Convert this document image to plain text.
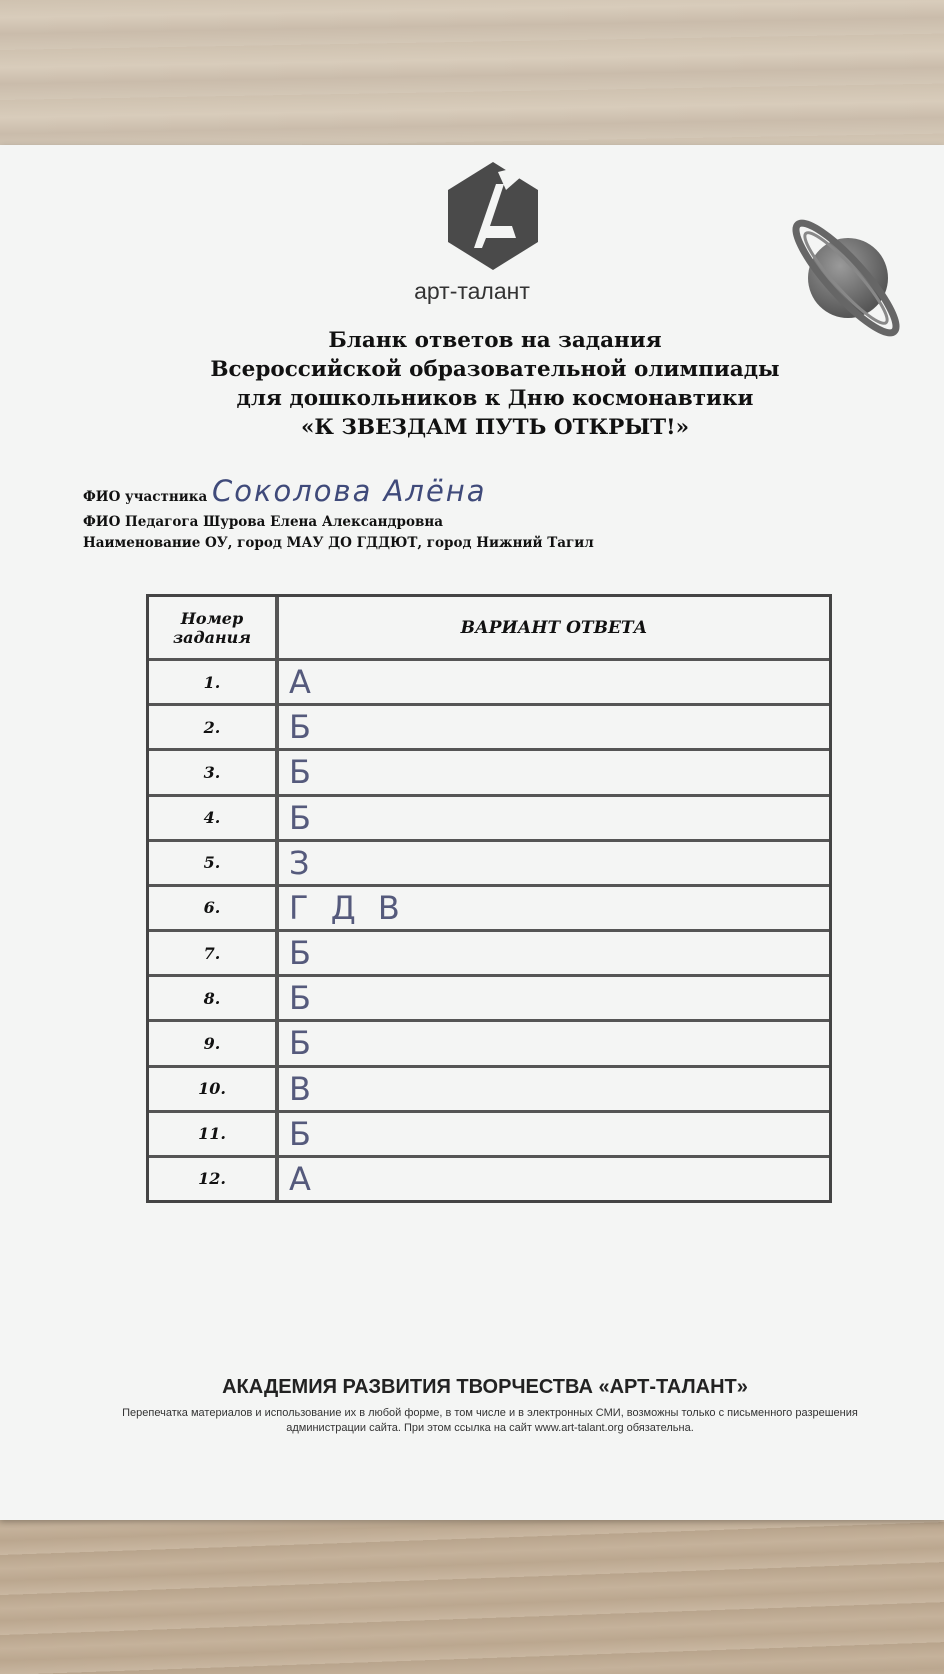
арт-талант
Бланк ответов на задания
Всероссийской образовательной олимпиады
для дошкольников к Дню космонавтики
«К ЗВЕЗДАМ ПУТЬ ОТКРЫТ!»
ФИО участника Соколова Алёна
ФИО Педагога Шурова Елена Александровна
Наименование ОУ, город МАУ ДО ГДДЮТ, город Нижний Тагил
Номер
задания	ВАРИАНТ ОТВЕТА
1.	А
2.	Б
3.	Б
4.	Б
5.	З
6.	Г Д В
7.	Б
8.	Б
9.	Б
10.	В
11.	Б
12.	А
АКАДЕМИЯ РАЗВИТИЯ ТВОРЧЕСТВА «АРТ-ТАЛАНТ»
Перепечатка материалов и использование их в любой форме, в том числе и в электронных СМИ, возможны только с письменного разрешения администрации сайта. При этом ссылка на сайт www.art-talant.org обязательна.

> _Job_
Give every line back word for word and leave the pictures out.

> _Final result_
Convert this document image to plain text.
арт-талант
Бланк ответов на задания
Всероссийской образовательной олимпиады
для дошкольников к Дню космонавтики
«К ЗВЕЗДАМ ПУТЬ ОТКРЫТ!»
ФИО участника Соколова Алёна
ФИО Педагога Шурова Елена Александровна
Наименование ОУ, город МАУ ДО ГДДЮТ, город Нижний Тагил
Номер
задания	ВАРИАНТ ОТВЕТА
1.	А
2.	Б
3.	Б
4.	Б
5.	З
6.	Г Д В
7.	Б
8.	Б
9.	Б
10.	В
11.	Б
12.	А
АКАДЕМИЯ РАЗВИТИЯ ТВОРЧЕСТВА «АРТ-ТАЛАНТ»
Перепечатка материалов и использование их в любой форме, в том числе и в электронных СМИ, возможны только с письменного разрешения администрации сайта. При этом ссылка на сайт www.art-talant.org обязательна.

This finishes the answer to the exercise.